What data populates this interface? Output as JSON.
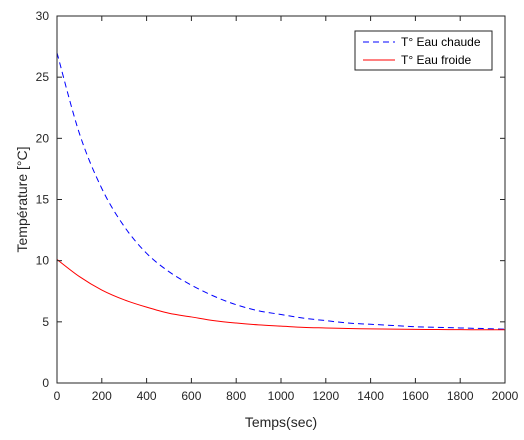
{
  "chart_data": {
    "type": "line",
    "xlabel": "Temps(sec)",
    "ylabel": "Température [°C]",
    "xlim": [
      0,
      2000
    ],
    "ylim": [
      0,
      30
    ],
    "xticks": [
      0,
      200,
      400,
      600,
      800,
      1000,
      1200,
      1400,
      1600,
      1800,
      2000
    ],
    "yticks": [
      0,
      5,
      10,
      15,
      20,
      25,
      30
    ],
    "grid": false,
    "legend_position": "top-right",
    "series": [
      {
        "name": "T° Eau chaude",
        "color": "#0000ff",
        "line_style": "dashed",
        "x": [
          0,
          100,
          200,
          300,
          400,
          500,
          600,
          700,
          800,
          900,
          1000,
          1100,
          1200,
          1300,
          1400,
          1500,
          1600,
          1700,
          1800,
          1900,
          2000
        ],
        "y": [
          27.0,
          20.4,
          15.9,
          12.8,
          10.6,
          9.1,
          8.0,
          7.1,
          6.4,
          5.9,
          5.6,
          5.3,
          5.1,
          4.9,
          4.8,
          4.7,
          4.6,
          4.55,
          4.5,
          4.45,
          4.4
        ]
      },
      {
        "name": "T° Eau froide",
        "color": "#ff0000",
        "line_style": "solid",
        "x": [
          0,
          100,
          200,
          300,
          400,
          500,
          600,
          700,
          800,
          900,
          1000,
          1100,
          1200,
          1300,
          1400,
          1500,
          1600,
          1700,
          1800,
          1900,
          2000
        ],
        "y": [
          10.1,
          8.7,
          7.6,
          6.8,
          6.2,
          5.7,
          5.4,
          5.1,
          4.9,
          4.75,
          4.65,
          4.55,
          4.5,
          4.45,
          4.42,
          4.4,
          4.38,
          4.37,
          4.36,
          4.35,
          4.35
        ]
      }
    ]
  }
}
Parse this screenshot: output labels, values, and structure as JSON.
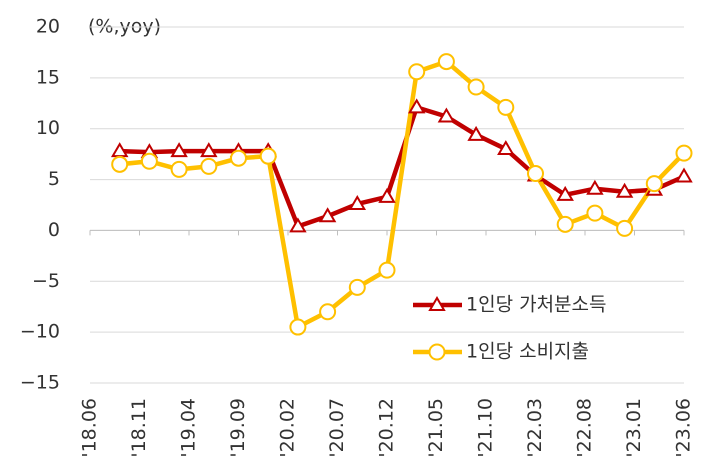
{
  "chart_data": {
    "type": "line",
    "y_axis_label": "(%,yoy)",
    "categories": [
      null,
      null,
      null,
      null,
      null,
      null,
      null,
      null,
      null,
      null,
      null,
      null,
      null,
      null,
      null,
      null,
      null,
      null,
      null,
      null
    ],
    "xlim": [
      -1,
      19
    ],
    "xticks": [
      {
        "value": -1,
        "label": "'18.06"
      },
      {
        "value": 0.667,
        "label": "'18.11"
      },
      {
        "value": 2.333,
        "label": "'19.04"
      },
      {
        "value": 4,
        "label": "'19.09"
      },
      {
        "value": 5.667,
        "label": "'20.02"
      },
      {
        "value": 7.333,
        "label": "'20.07"
      },
      {
        "value": 9,
        "label": "'20.12"
      },
      {
        "value": 10.667,
        "label": "'21.05"
      },
      {
        "value": 12.333,
        "label": "'21.10"
      },
      {
        "value": 14,
        "label": "'22.03"
      },
      {
        "value": 15.667,
        "label": "'22.08"
      },
      {
        "value": 17.333,
        "label": "'23.01"
      },
      {
        "value": 19,
        "label": "'23.06"
      }
    ],
    "ylim": [
      -15,
      20
    ],
    "yticks": [
      {
        "value": -15,
        "label": "−15"
      },
      {
        "value": -10,
        "label": "−10"
      },
      {
        "value": -5,
        "label": "−5"
      },
      0,
      5,
      10,
      15,
      20
    ],
    "grid": true,
    "series": [
      {
        "name": "1인당 가처분소득",
        "color": "#c00000",
        "marker": "triangle",
        "values": [
          7.8,
          7.7,
          7.8,
          7.8,
          7.8,
          7.8,
          0.4,
          1.4,
          2.6,
          3.3,
          12.1,
          11.2,
          9.4,
          8.0,
          5.4,
          3.5,
          4.1,
          3.8,
          4.0,
          5.3
        ]
      },
      {
        "name": "1인당 소비지출",
        "color": "#ffc000",
        "marker": "circle",
        "values": [
          6.5,
          6.8,
          6.0,
          6.3,
          7.1,
          7.3,
          -9.5,
          -8.0,
          -5.6,
          -3.9,
          15.6,
          16.6,
          14.1,
          12.1,
          5.6,
          0.6,
          1.7,
          0.2,
          4.6,
          7.6
        ]
      }
    ]
  }
}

> [Stated exercise]
Identify every line above with the string "color" in it. Copy those lines.

> [The result]
        "color": "#0000ff",
        "color": "#ff0000",
        "color": "#c00000",
        "color": "#ffc000",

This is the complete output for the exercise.